• WHAT TO WORK ON
Restate the full set of records exactly, without adding or dropping a word.

• DATA SUPPLIED
■ ■ ■ ■ ■

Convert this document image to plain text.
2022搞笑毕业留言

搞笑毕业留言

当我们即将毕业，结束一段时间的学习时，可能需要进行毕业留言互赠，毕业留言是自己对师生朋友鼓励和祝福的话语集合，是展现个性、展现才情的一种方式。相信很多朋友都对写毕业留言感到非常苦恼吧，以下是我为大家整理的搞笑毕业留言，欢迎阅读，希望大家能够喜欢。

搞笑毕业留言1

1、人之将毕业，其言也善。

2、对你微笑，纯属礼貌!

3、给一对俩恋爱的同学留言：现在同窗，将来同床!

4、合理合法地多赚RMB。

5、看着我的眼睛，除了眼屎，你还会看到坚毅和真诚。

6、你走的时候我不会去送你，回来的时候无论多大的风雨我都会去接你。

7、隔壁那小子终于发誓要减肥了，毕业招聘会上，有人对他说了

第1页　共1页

■ ■ ■ ■ ■

• FULL SOLUTION
Convert this document image to plain text.
2022搞笑毕业留言

搞笑毕业留言

当我们即将毕业，结束一段时间的学习时，可能需要进行毕业留言互赠，毕业留言是自己对师生朋友鼓励和祝福的话语集合，是展现个性、展现才情的一种方式。相信很多朋友都对写毕业留言感到非常苦恼吧，以下是我为大家整理的搞笑毕业留言，欢迎阅读，希望大家能够喜欢。

搞笑毕业留言1

1、人之将毕业，其言也善。

2、对你微笑，纯属礼貌!

3、给一对俩恋爱的同学留言：现在同窗，将来同床!

4、合理合法地多赚RMB。

5、看着我的眼睛，除了眼屎，你还会看到坚毅和真诚。

6、你走的时候我不会去送你，回来的时候无论多大的风雨我都会去接你。

7、隔壁那小子终于发誓要减肥了，毕业招聘会上，有人对他说了

第1页　共1页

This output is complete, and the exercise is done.